* BEGIN PROVIDED RECORDS *

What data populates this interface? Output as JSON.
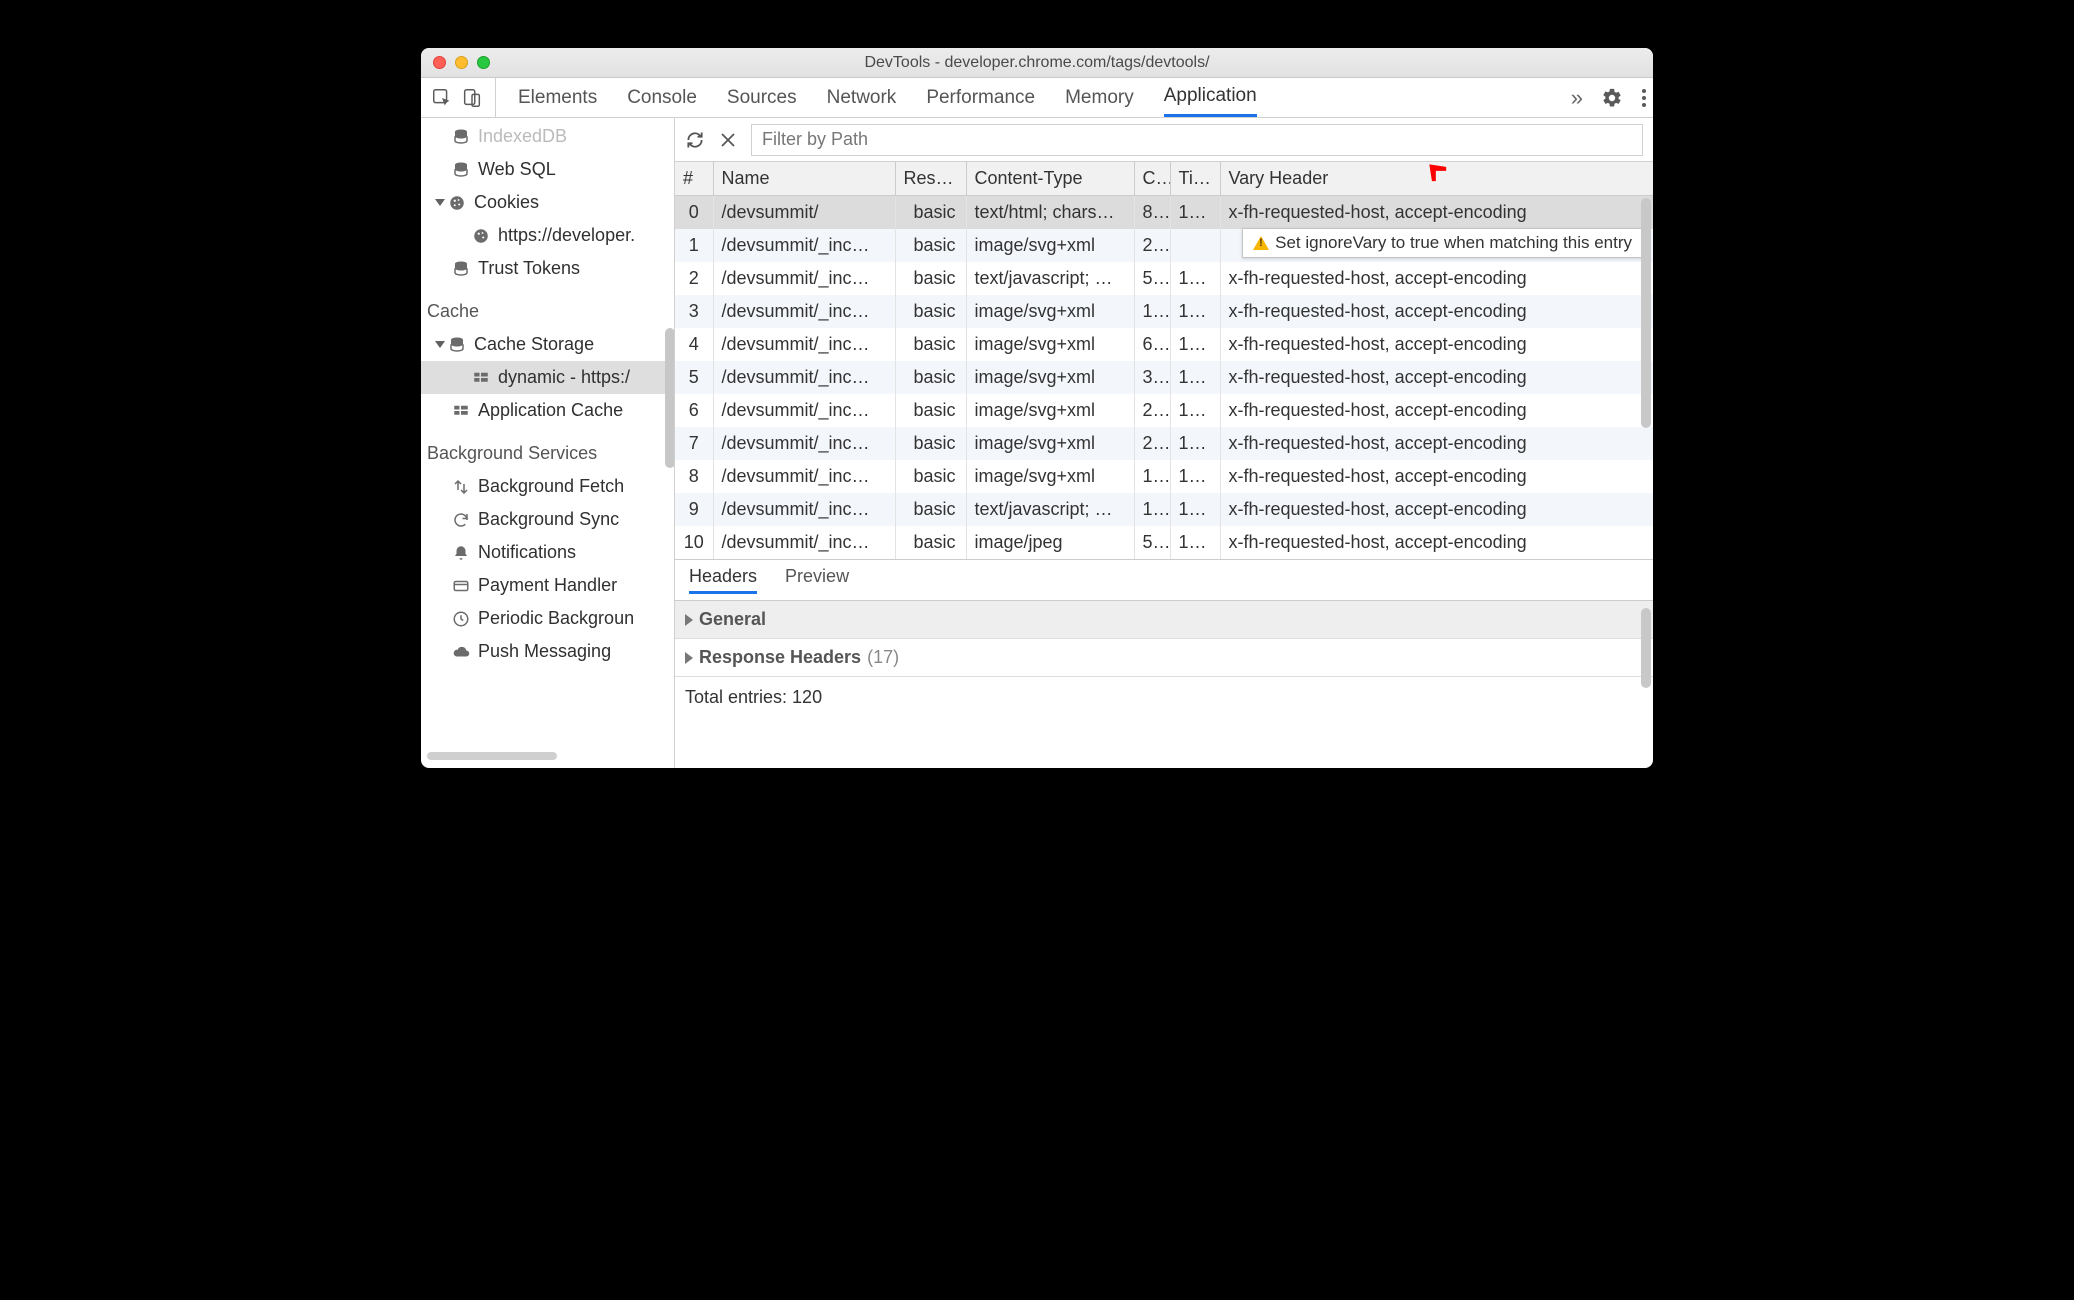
{
  "window": {
    "title": "DevTools - developer.chrome.com/tags/devtools/"
  },
  "tabs": {
    "items": [
      "Elements",
      "Console",
      "Sources",
      "Network",
      "Performance",
      "Memory",
      "Application"
    ],
    "active": "Application",
    "more": "»"
  },
  "sidebar": {
    "truncated_top": "IndexedDB",
    "web_sql": "Web SQL",
    "cookies": "Cookies",
    "cookies_child": "https://developer.",
    "trust_tokens": "Trust Tokens",
    "cache_header": "Cache",
    "cache_storage": "Cache Storage",
    "cache_item": "dynamic - https:/",
    "app_cache": "Application Cache",
    "bg_header": "Background Services",
    "bg_fetch": "Background Fetch",
    "bg_sync": "Background Sync",
    "notifications": "Notifications",
    "payment": "Payment Handler",
    "periodic": "Periodic Backgroun",
    "push": "Push Messaging"
  },
  "toolbar": {
    "filter_placeholder": "Filter by Path"
  },
  "table": {
    "headers": {
      "idx": "#",
      "name": "Name",
      "res": "Res…",
      "type": "Content-Type",
      "len": "C..",
      "time": "Ti…",
      "vary": "Vary Header"
    },
    "rows": [
      {
        "idx": "0",
        "name": "/devsummit/",
        "res": "basic",
        "type": "text/html; chars…",
        "len": "8…",
        "time": "1…",
        "vary": "x-fh-requested-host, accept-encoding",
        "sel": true
      },
      {
        "idx": "1",
        "name": "/devsummit/_inc…",
        "res": "basic",
        "type": "image/svg+xml",
        "len": "2…",
        "time": "",
        "vary": ""
      },
      {
        "idx": "2",
        "name": "/devsummit/_inc…",
        "res": "basic",
        "type": "text/javascript; …",
        "len": "5…",
        "time": "1…",
        "vary": "x-fh-requested-host, accept-encoding"
      },
      {
        "idx": "3",
        "name": "/devsummit/_inc…",
        "res": "basic",
        "type": "image/svg+xml",
        "len": "1…",
        "time": "1…",
        "vary": "x-fh-requested-host, accept-encoding"
      },
      {
        "idx": "4",
        "name": "/devsummit/_inc…",
        "res": "basic",
        "type": "image/svg+xml",
        "len": "6…",
        "time": "1…",
        "vary": "x-fh-requested-host, accept-encoding"
      },
      {
        "idx": "5",
        "name": "/devsummit/_inc…",
        "res": "basic",
        "type": "image/svg+xml",
        "len": "3…",
        "time": "1…",
        "vary": "x-fh-requested-host, accept-encoding"
      },
      {
        "idx": "6",
        "name": "/devsummit/_inc…",
        "res": "basic",
        "type": "image/svg+xml",
        "len": "2…",
        "time": "1…",
        "vary": "x-fh-requested-host, accept-encoding"
      },
      {
        "idx": "7",
        "name": "/devsummit/_inc…",
        "res": "basic",
        "type": "image/svg+xml",
        "len": "2…",
        "time": "1…",
        "vary": "x-fh-requested-host, accept-encoding"
      },
      {
        "idx": "8",
        "name": "/devsummit/_inc…",
        "res": "basic",
        "type": "image/svg+xml",
        "len": "1…",
        "time": "1…",
        "vary": "x-fh-requested-host, accept-encoding"
      },
      {
        "idx": "9",
        "name": "/devsummit/_inc…",
        "res": "basic",
        "type": "text/javascript; …",
        "len": "1…",
        "time": "1…",
        "vary": "x-fh-requested-host, accept-encoding"
      },
      {
        "idx": "10",
        "name": "/devsummit/_inc…",
        "res": "basic",
        "type": "image/jpeg",
        "len": "5…",
        "time": "1…",
        "vary": "x-fh-requested-host, accept-encoding"
      }
    ]
  },
  "tooltip": "Set ignoreVary to true when matching this entry",
  "detail": {
    "tabs": {
      "headers": "Headers",
      "preview": "Preview"
    },
    "general": "General",
    "response_headers": "Response Headers",
    "response_count": "(17)",
    "total": "Total entries: 120"
  }
}
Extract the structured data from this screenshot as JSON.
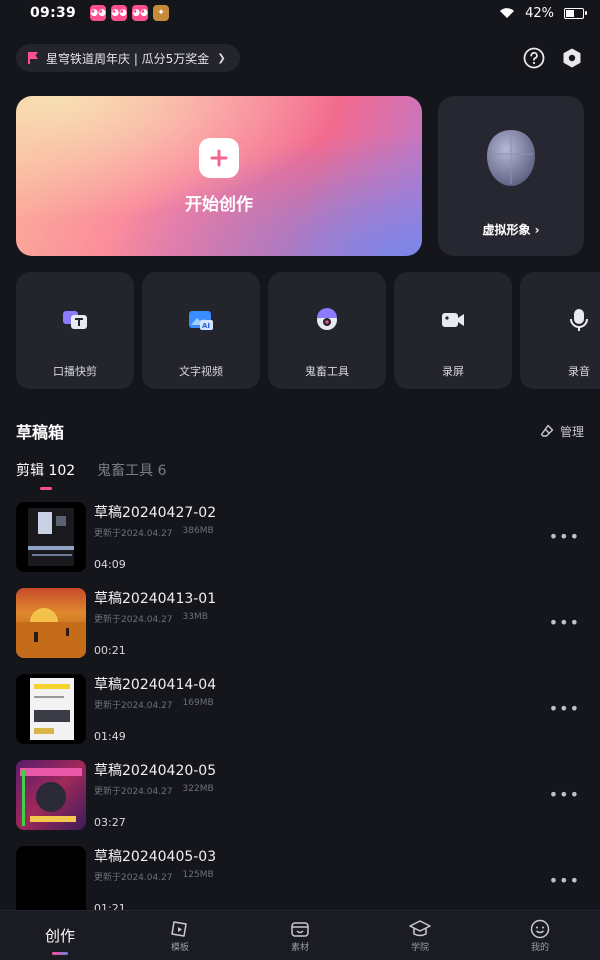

* END PROVIDED RECORDS *

◆ WRITTEN REQUEST
Reproduce the material above verbatim; omit every picture.

◆ FINAL RESULT
What data populates this interface? Output as JSON.
{
  "window": {
    "title": "DevTools - developer.chrome.com/tags/devtools/"
  },
  "tabs": {
    "items": [
      "Elements",
      "Console",
      "Sources",
      "Network",
      "Performance",
      "Memory",
      "Application"
    ],
    "active": "Application",
    "more": "»"
  },
  "sidebar": {
    "truncated_top": "IndexedDB",
    "web_sql": "Web SQL",
    "cookies": "Cookies",
    "cookies_child": "https://developer.",
    "trust_tokens": "Trust Tokens",
    "cache_header": "Cache",
    "cache_storage": "Cache Storage",
    "cache_item": "dynamic - https:/",
    "app_cache": "Application Cache",
    "bg_header": "Background Services",
    "bg_fetch": "Background Fetch",
    "bg_sync": "Background Sync",
    "notifications": "Notifications",
    "payment": "Payment Handler",
    "periodic": "Periodic Backgroun",
    "push": "Push Messaging"
  },
  "toolbar": {
    "filter_placeholder": "Filter by Path"
  },
  "table": {
    "headers": {
      "idx": "#",
      "name": "Name",
      "res": "Res…",
      "type": "Content-Type",
      "len": "C..",
      "time": "Ti…",
      "vary": "Vary Header"
    },
    "rows": [
      {
        "idx": "0",
        "name": "/devsummit/",
        "res": "basic",
        "type": "text/html; chars…",
        "len": "8…",
        "time": "1…",
        "vary": "x-fh-requested-host, accept-encoding",
        "sel": true
      },
      {
        "idx": "1",
        "name": "/devsummit/_inc…",
        "res": "basic",
        "type": "image/svg+xml",
        "len": "2…",
        "time": "",
        "vary": ""
      },
      {
        "idx": "2",
        "name": "/devsummit/_inc…",
        "res": "basic",
        "type": "text/javascript; …",
        "len": "5…",
        "time": "1…",
        "vary": "x-fh-requested-host, accept-encoding"
      },
      {
        "idx": "3",
        "name": "/devsummit/_inc…",
        "res": "basic",
        "type": "image/svg+xml",
        "len": "1…",
        "time": "1…",
        "vary": "x-fh-requested-host, accept-encoding"
      },
      {
        "idx": "4",
        "name": "/devsummit/_inc…",
        "res": "basic",
        "type": "image/svg+xml",
        "len": "6…",
        "time": "1…",
        "vary": "x-fh-requested-host, accept-encoding"
      },
      {
        "idx": "5",
        "name": "/devsummit/_inc…",
        "res": "basic",
        "type": "image/svg+xml",
        "len": "3…",
        "time": "1…",
        "vary": "x-fh-requested-host, accept-encoding"
      },
      {
        "idx": "6",
        "name": "/devsummit/_inc…",
        "res": "basic",
        "type": "image/svg+xml",
        "len": "2…",
        "time": "1…",
        "vary": "x-fh-requested-host, accept-encoding"
      },
      {
        "idx": "7",
        "name": "/devsummit/_inc…",
        "res": "basic",
        "type": "image/svg+xml",
        "len": "2…",
        "time": "1…",
        "vary": "x-fh-requested-host, accept-encoding"
      },
      {
        "idx": "8",
        "name": "/devsummit/_inc…",
        "res": "basic",
        "type": "image/svg+xml",
        "len": "1…",
        "time": "1…",
        "vary": "x-fh-requested-host, accept-encoding"
      },
      {
        "idx": "9",
        "name": "/devsummit/_inc…",
        "res": "basic",
        "type": "text/javascript; …",
        "len": "1…",
        "time": "1…",
        "vary": "x-fh-requested-host, accept-encoding"
      },
      {
        "idx": "10",
        "name": "/devsummit/_inc…",
        "res": "basic",
        "type": "image/jpeg",
        "len": "5…",
        "time": "1…",
        "vary": "x-fh-requested-host, accept-encoding"
      }
    ]
  },
  "tooltip": "Set ignoreVary to true when matching this entry",
  "detail": {
    "tabs": {
      "headers": "Headers",
      "preview": "Preview"
    },
    "general": "General",
    "response_headers": "Response Headers",
    "response_count": "(17)",
    "total": "Total entries: 120"
  }
}
Extract the structured data from this screenshot as JSON.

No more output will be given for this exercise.